**Raw records:**
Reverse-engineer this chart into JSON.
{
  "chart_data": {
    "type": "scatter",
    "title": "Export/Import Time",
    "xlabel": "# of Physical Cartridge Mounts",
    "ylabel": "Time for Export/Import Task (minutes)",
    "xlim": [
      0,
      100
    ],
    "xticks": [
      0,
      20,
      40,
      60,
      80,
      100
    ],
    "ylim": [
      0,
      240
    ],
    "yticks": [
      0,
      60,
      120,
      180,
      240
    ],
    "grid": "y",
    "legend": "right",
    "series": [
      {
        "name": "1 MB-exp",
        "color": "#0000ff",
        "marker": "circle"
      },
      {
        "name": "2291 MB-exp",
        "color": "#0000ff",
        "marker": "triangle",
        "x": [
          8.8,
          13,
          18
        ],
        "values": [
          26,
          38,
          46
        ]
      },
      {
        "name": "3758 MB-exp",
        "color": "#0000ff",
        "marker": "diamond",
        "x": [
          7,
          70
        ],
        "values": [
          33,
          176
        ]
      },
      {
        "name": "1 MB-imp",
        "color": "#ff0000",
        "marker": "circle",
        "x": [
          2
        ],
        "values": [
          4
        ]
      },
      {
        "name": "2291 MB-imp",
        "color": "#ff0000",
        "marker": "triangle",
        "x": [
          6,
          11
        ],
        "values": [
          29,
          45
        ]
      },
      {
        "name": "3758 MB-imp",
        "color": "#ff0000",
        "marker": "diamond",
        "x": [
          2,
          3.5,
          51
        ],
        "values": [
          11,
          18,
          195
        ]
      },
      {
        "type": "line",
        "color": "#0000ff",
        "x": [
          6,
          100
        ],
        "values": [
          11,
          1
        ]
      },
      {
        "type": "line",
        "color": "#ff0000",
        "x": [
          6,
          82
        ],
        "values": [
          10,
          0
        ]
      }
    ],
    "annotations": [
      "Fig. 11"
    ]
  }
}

**Short exercise:** Search the data for "name". Copy every line that has it.

**Response to this task:**
        "name": "1 MB-exp",
        "name": "2291 MB-exp",
        "name": "3758 MB-exp",
        "name": "1 MB-imp",
        "name": "2291 MB-imp",
        "name": "3758 MB-imp",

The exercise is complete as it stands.